* **Latihan**
- A) Sebutkan semua barang yang dibawa penulis saat mendaki tektok ke Pangrango menurut tulisan tentang naik gunung.
- B) Menurut tulisan tentang naik gunung, berapa lama waktu yang sebenarnya dibutuhkan penulis untuk menyelesaikan pendakian tektok ke Pangrango?
- C) Terjemahkan kalimat "Karena gunung boleh sama, tapi cerita di setiap pendakiannya selalu baru." dari tulisan tentang naik gunung ke dalam bahasa Inggris.

---------- Kutipan Teks

Kenapa sih Dit naik gunung? (2)

by - 23.26.00


Sejak pendakian pertama hingga kesekian, saya selalu meninap di tenda. Nggak pernah tektok seperti teman-teman lainnya yang sudah pro. Dulu juga saya selalu berprinsip ingin menjajal gunung baru kalau ada plan naik gunung. Tapi seiring waktu, setelah lima faktor atau alasan tadi, saya nggak lagi mikirin gunung mana dan sesulit apa yang akan saya daki. Nggak juga mikirin seberapa terkenalnya gunung itu. Tapi lebih kepada proses dari naik gunung itu sendiri, hal-hal apa yang saya dapat, hal-hal apa juga yang bisa saya berikan dan cerita sebelum menutup pintu tenda. Karena gunung boleh sama, tapi cerita di setiap pendakiannya selalu baru. Ya, cerita yang selalu baru itulah faktor keenam saya suka naik gunung baik dengan teman baru atau lama sekalipun.

Akhirnya saya mencoba melakukan pendakian tektok ke Pangrango. Bener-bener nggak bawa tenda, hanya satu salin, kopi, roti, kompor dan ponco. Saat itulah saya kembali belajar apa itu persiapan. Apa itu skill, apa itu estimasi dan kemungkinan terburuk. Semua estimasi dan rencana saya meleset, dari target  10 jam nyatanya saya baru bisa menyelesaikan pendakian itu dalam waktu 17 jam. Dengan kondisi hujan di puncak dan kehabisan logistik di kandang badak saat perjalanan turun. Bener-bener nggak layak ditiru. Satu sisi saya merutuki kecerobohan diri sendiri, tapi satu sisi juga saya anggap ini adalah pelajaran agar saya nggak salah perhitungan lagi kalau mau mendaki tektok nantinya. 

Pelajaran nggak hanya saya temukan di pendakian Pangrango ini, tapi juga di semua pendakian yang saya lakukan sejak awal pertama. Menghitung-hitung kesalahan bisa jadi hal menarik ketika kita sampai dibawah. Dan itu harus kita ingat, agar tidak terulang lagi di pendakian berikutnya.

Setelah mendaki tektok di Pangrango, saya menjajal tektok di Merapi. Seperti biasa, start tengah malam. Dan hasilnya cukup memuaskan, nggak sepayah saat di Pangrango. Yang penting persiapan jangan sampai kurang, salah atau justru kelewat berlebihan. Untuk urusan ini jelas saya nggak lepas dari bantuan para master seperti Bang O, Mas Bay, Bang T, dan lain-lainnya. Bisa juga didapat dari rekan-rekan di komunitas yang lebih sering ketemu karena para master makin susah kumpul. Hehe.

--------------------
---------- Blok Data

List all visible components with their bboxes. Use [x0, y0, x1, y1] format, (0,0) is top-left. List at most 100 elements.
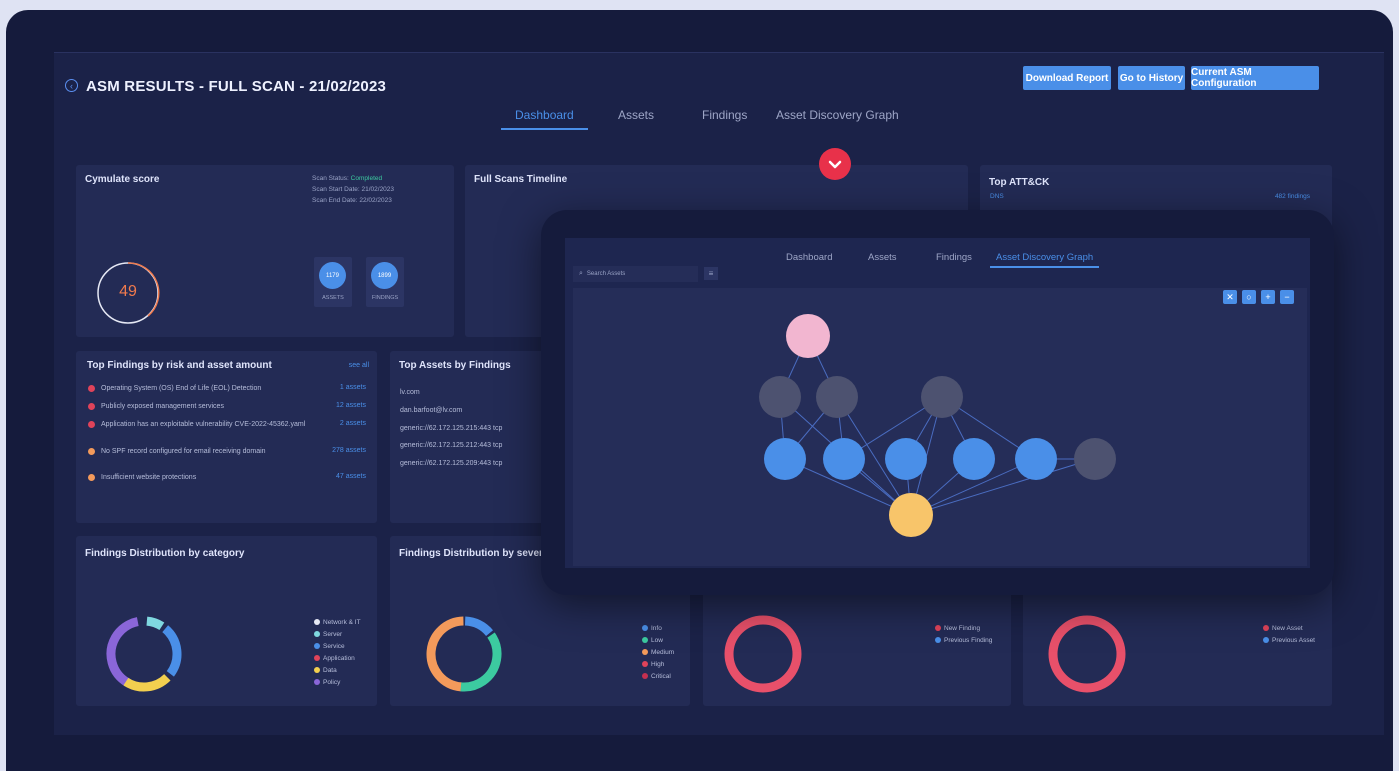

--------------------

* **Jawaban Tertulis**
- A) Satu salin, kopi, roti, kompor, dan ponco.

- B) Pendakian itu baru selesai dalam waktu 17 jam.

- C) Because while the mountain may be the same, the story of every climb is always new.